<<<<

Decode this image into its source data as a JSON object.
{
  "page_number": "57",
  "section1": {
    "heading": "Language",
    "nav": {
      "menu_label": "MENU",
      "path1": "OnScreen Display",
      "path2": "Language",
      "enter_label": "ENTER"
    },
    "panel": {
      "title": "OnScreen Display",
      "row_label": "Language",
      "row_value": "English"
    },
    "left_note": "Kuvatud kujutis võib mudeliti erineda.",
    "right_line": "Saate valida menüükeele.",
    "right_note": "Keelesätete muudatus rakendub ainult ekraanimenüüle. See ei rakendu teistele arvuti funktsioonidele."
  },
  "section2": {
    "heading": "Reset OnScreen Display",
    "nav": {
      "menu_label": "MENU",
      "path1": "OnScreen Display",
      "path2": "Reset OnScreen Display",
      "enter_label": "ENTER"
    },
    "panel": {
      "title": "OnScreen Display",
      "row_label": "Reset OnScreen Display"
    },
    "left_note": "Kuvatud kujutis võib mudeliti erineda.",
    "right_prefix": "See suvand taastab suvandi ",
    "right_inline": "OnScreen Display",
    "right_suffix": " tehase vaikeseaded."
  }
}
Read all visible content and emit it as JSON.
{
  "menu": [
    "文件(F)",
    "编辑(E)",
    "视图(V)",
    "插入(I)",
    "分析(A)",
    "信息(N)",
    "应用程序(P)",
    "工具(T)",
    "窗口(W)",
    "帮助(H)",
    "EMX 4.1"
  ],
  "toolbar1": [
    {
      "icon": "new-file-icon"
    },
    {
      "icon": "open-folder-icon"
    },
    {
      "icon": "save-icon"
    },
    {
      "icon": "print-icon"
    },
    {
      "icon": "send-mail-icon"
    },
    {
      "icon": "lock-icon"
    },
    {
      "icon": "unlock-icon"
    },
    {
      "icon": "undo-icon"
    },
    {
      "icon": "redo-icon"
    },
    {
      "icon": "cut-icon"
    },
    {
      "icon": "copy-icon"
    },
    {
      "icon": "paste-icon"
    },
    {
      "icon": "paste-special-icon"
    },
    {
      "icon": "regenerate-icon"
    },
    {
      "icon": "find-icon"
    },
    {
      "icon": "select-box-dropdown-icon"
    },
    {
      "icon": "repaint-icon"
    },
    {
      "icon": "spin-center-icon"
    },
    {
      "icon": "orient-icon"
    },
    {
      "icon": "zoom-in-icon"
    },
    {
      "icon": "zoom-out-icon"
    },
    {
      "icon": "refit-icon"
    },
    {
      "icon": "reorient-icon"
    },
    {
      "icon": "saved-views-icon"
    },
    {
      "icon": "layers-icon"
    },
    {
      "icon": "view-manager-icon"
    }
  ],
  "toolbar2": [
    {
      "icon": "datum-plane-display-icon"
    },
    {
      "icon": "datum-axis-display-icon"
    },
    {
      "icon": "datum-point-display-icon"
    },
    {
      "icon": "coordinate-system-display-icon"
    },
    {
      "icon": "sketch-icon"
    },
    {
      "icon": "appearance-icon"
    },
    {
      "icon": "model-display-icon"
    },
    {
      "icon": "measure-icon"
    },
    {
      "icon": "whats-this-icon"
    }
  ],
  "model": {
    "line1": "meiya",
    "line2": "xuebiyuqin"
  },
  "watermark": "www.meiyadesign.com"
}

>>>>

[GIVEN REQUEST]: Repeat each entry word for word.

[COMPLETE OUTPUT]:
Decode this image into its source data as a JSON object.
{
  "page_number": "57",
  "section1": {
    "heading": "Language",
    "nav": {
      "menu_label": "MENU",
      "path1": "OnScreen Display",
      "path2": "Language",
      "enter_label": "ENTER"
    },
    "panel": {
      "title": "OnScreen Display",
      "row_label": "Language",
      "row_value": "English"
    },
    "left_note": "Kuvatud kujutis võib mudeliti erineda.",
    "right_line": "Saate valida menüükeele.",
    "right_note": "Keelesätete muudatus rakendub ainult ekraanimenüüle. See ei rakendu teistele arvuti funktsioonidele."
  },
  "section2": {
    "heading": "Reset OnScreen Display",
    "nav": {
      "menu_label": "MENU",
      "path1": "OnScreen Display",
      "path2": "Reset OnScreen Display",
      "enter_label": "ENTER"
    },
    "panel": {
      "title": "OnScreen Display",
      "row_label": "Reset OnScreen Display"
    },
    "left_note": "Kuvatud kujutis võib mudeliti erineda.",
    "right_prefix": "See suvand taastab suvandi ",
    "right_inline": "OnScreen Display",
    "right_suffix": " tehase vaikeseaded."
  }
}
Read all visible content and emit it as JSON.
{
  "menu": [
    "文件(F)",
    "编辑(E)",
    "视图(V)",
    "插入(I)",
    "分析(A)",
    "信息(N)",
    "应用程序(P)",
    "工具(T)",
    "窗口(W)",
    "帮助(H)",
    "EMX 4.1"
  ],
  "toolbar1": [
    {
      "icon": "new-file-icon"
    },
    {
      "icon": "open-folder-icon"
    },
    {
      "icon": "save-icon"
    },
    {
      "icon": "print-icon"
    },
    {
      "icon": "send-mail-icon"
    },
    {
      "icon": "lock-icon"
    },
    {
      "icon": "unlock-icon"
    },
    {
      "icon": "undo-icon"
    },
    {
      "icon": "redo-icon"
    },
    {
      "icon": "cut-icon"
    },
    {
      "icon": "copy-icon"
    },
    {
      "icon": "paste-icon"
    },
    {
      "icon": "paste-special-icon"
    },
    {
      "icon": "regenerate-icon"
    },
    {
      "icon": "find-icon"
    },
    {
      "icon": "select-box-dropdown-icon"
    },
    {
      "icon": "repaint-icon"
    },
    {
      "icon": "spin-center-icon"
    },
    {
      "icon": "orient-icon"
    },
    {
      "icon": "zoom-in-icon"
    },
    {
      "icon": "zoom-out-icon"
    },
    {
      "icon": "refit-icon"
    },
    {
      "icon": "reorient-icon"
    },
    {
      "icon": "saved-views-icon"
    },
    {
      "icon": "layers-icon"
    },
    {
      "icon": "view-manager-icon"
    }
  ],
  "toolbar2": [
    {
      "icon": "datum-plane-display-icon"
    },
    {
      "icon": "datum-axis-display-icon"
    },
    {
      "icon": "datum-point-display-icon"
    },
    {
      "icon": "coordinate-system-display-icon"
    },
    {
      "icon": "sketch-icon"
    },
    {
      "icon": "appearance-icon"
    },
    {
      "icon": "model-display-icon"
    },
    {
      "icon": "measure-icon"
    },
    {
      "icon": "whats-this-icon"
    }
  ],
  "model": {
    "line1": "meiya",
    "line2": "xuebiyuqin"
  },
  "watermark": "www.meiyadesign.com"
}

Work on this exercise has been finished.